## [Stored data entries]
*-*-*

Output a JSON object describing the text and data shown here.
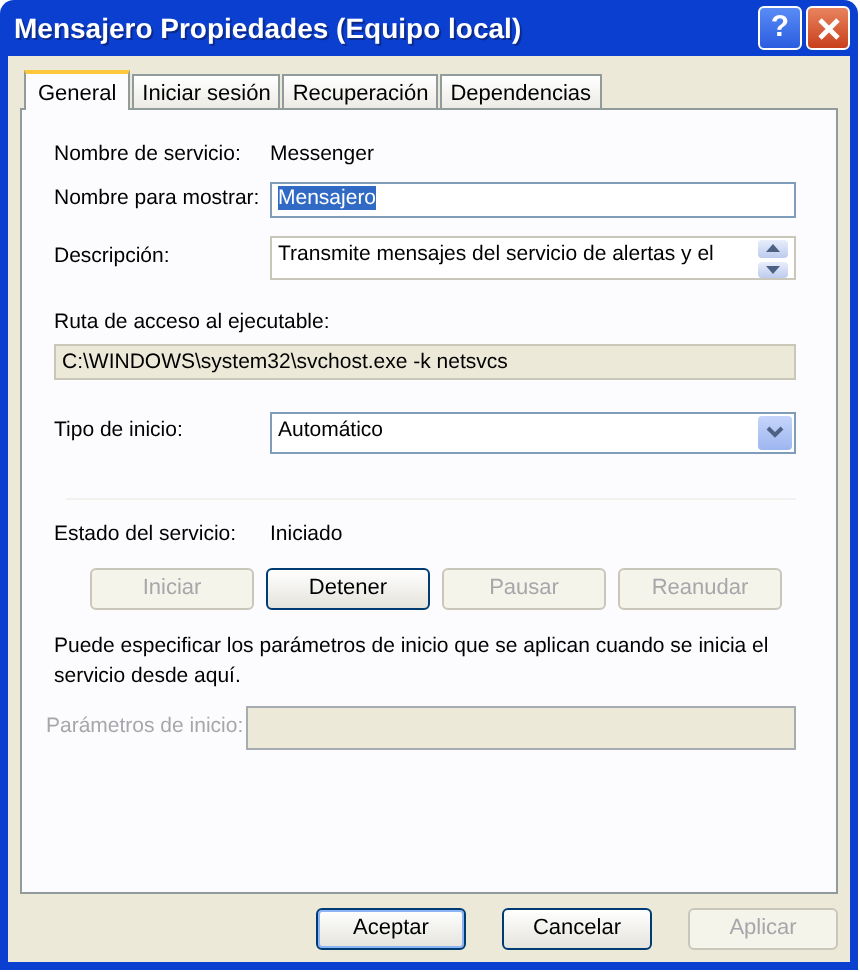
{
  "window": {
    "title": "Mensajero Propiedades (Equipo local)",
    "title_buttons": [
      {
        "kind": "help",
        "label": "?"
      },
      {
        "kind": "close"
      }
    ]
  },
  "tabs": [
    {
      "label": "General",
      "selected": true
    },
    {
      "label": "Iniciar sesión",
      "selected": false
    },
    {
      "label": "Recuperación",
      "selected": false
    },
    {
      "label": "Dependencias",
      "selected": false
    }
  ],
  "service_name": {
    "label": "Nombre de servicio:",
    "value": "Messenger"
  },
  "display_name": {
    "label": "Nombre para mostrar:",
    "value": "Mensajero",
    "highlighted": true
  },
  "description": {
    "label": "Descripción:",
    "value": "Transmite mensajes del servicio de alertas y el"
  },
  "executable_path": {
    "label": "Ruta de acceso al ejecutable:",
    "value": "C:\\WINDOWS\\system32\\svchost.exe -k netsvcs",
    "read_only": true
  },
  "startup_type": {
    "label": "Tipo de inicio:",
    "value": "Automático"
  },
  "service_status": {
    "label": "Estado del servicio:",
    "value": "Iniciado"
  },
  "service_buttons": [
    {
      "label": "Iniciar",
      "disabled": true
    },
    {
      "label": "Detener",
      "disabled": false
    },
    {
      "label": "Pausar",
      "disabled": true
    },
    {
      "label": "Reanudar",
      "disabled": true
    }
  ],
  "hint": "Puede especificar los parámetros de inicio que se aplican cuando se inicia el servicio desde aquí.",
  "start_parameters": {
    "label": "Parámetros de inicio:",
    "disabled": true
  },
  "dialog_buttons": [
    {
      "label": "Aceptar",
      "default": true,
      "disabled": false
    },
    {
      "label": "Cancelar",
      "default": false,
      "disabled": false
    },
    {
      "label": "Aplicar",
      "default": false,
      "disabled": true
    }
  ]
}
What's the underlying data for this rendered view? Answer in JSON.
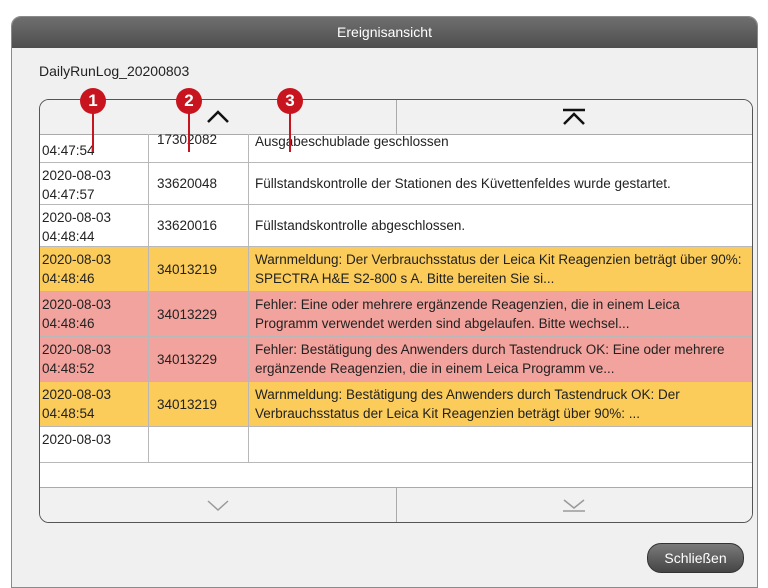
{
  "window": {
    "title": "Ereignisansicht"
  },
  "log_name": "DailyRunLog_20200803",
  "rows": [
    {
      "date": "",
      "time": "04:47:54",
      "code": "17302082",
      "message": "Ausgabeschublade geschlossen",
      "status": "normal"
    },
    {
      "date": "2020-08-03",
      "time": "04:47:57",
      "code": "33620048",
      "message": "Füllstandskontrolle der Stationen des Küvettenfeldes wurde gestartet.",
      "status": "normal"
    },
    {
      "date": "2020-08-03",
      "time": "04:48:44",
      "code": "33620016",
      "message": "Füllstandskontrolle abgeschlossen.",
      "status": "normal"
    },
    {
      "date": "2020-08-03",
      "time": "04:48:46",
      "code": "34013219",
      "message": "Warnmeldung: Der Verbrauchsstatus der Leica Kit Reagenzien beträgt über 90%: SPECTRA H&E S2-800 s A. Bitte bereiten Sie si...",
      "status": "warning"
    },
    {
      "date": "2020-08-03",
      "time": "04:48:46",
      "code": "34013229",
      "message": "Fehler: Eine oder mehrere ergänzende Reagenzien, die in einem Leica Programm verwendet werden sind abgelaufen. Bitte wechsel...",
      "status": "error"
    },
    {
      "date": "2020-08-03",
      "time": "04:48:52",
      "code": "34013229",
      "message": "Fehler: Bestätigung des Anwenders durch Tastendruck OK: Eine oder mehrere ergänzende Reagenzien, die in einem Leica Programm ve...",
      "status": "error"
    },
    {
      "date": "2020-08-03",
      "time": "04:48:54",
      "code": "34013219",
      "message": "Warnmeldung: Bestätigung des Anwenders durch Tastendruck OK: Der Verbrauchsstatus der Leica Kit Reagenzien beträgt über 90%: ...",
      "status": "warning"
    },
    {
      "date": "2020-08-03",
      "time": "",
      "code": "",
      "message": "",
      "status": "normal"
    }
  ],
  "scroll": {
    "up": "chevron-up-icon",
    "top": "chevron-up-bar-icon",
    "down": "chevron-down-icon",
    "bottom": "chevron-down-bar-icon"
  },
  "close_label": "Schließen",
  "callouts": [
    "1",
    "2",
    "3"
  ],
  "colors": {
    "warning": "#fbcc5a",
    "error": "#f3a39d",
    "callout": "#c8141e"
  }
}
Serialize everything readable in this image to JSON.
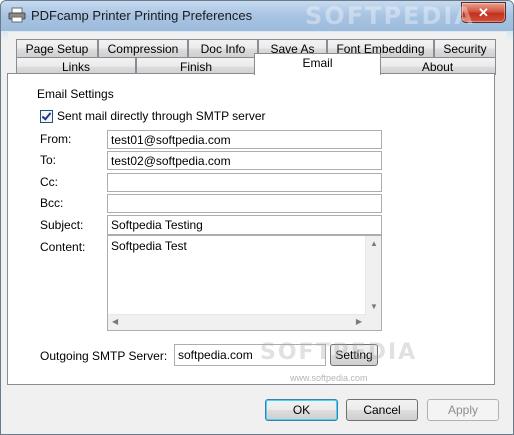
{
  "window": {
    "title": "PDFcamp Printer Printing Preferences",
    "close_glyph": "✕"
  },
  "tabs_row1": [
    "Page Setup",
    "Compression",
    "Doc Info",
    "Save As",
    "Font Embedding",
    "Security"
  ],
  "tabs_row2": [
    "Links",
    "Finish",
    "Email",
    "About"
  ],
  "active_tab": "Email",
  "email": {
    "group_title": "Email Settings",
    "smtp_direct_label": "Sent mail directly through SMTP server",
    "smtp_direct_checked": true,
    "labels": {
      "from": "From:",
      "to": "To:",
      "cc": "Cc:",
      "bcc": "Bcc:",
      "subject": "Subject:",
      "content": "Content:",
      "smtp_server": "Outgoing SMTP Server:"
    },
    "values": {
      "from": "test01@softpedia.com",
      "to": "test02@softpedia.com",
      "cc": "",
      "bcc": "",
      "subject": "Softpedia Testing",
      "content": "Softpedia Test",
      "smtp_server": "softpedia.com"
    },
    "setting_button": "Setting"
  },
  "buttons": {
    "ok": "OK",
    "cancel": "Cancel",
    "apply": "Apply"
  },
  "watermarks": {
    "brand_title": "SOFTPEDIA",
    "brand_body": "SOFTPEDIA",
    "url": "www.softpedia.com"
  },
  "colors": {
    "title_bar": "#a7c3e2",
    "close_button": "#c0321e",
    "default_button_border": "#3c7fb1"
  }
}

*-*-*

Give the number of lines above that hold the word "time", and nothing more.

8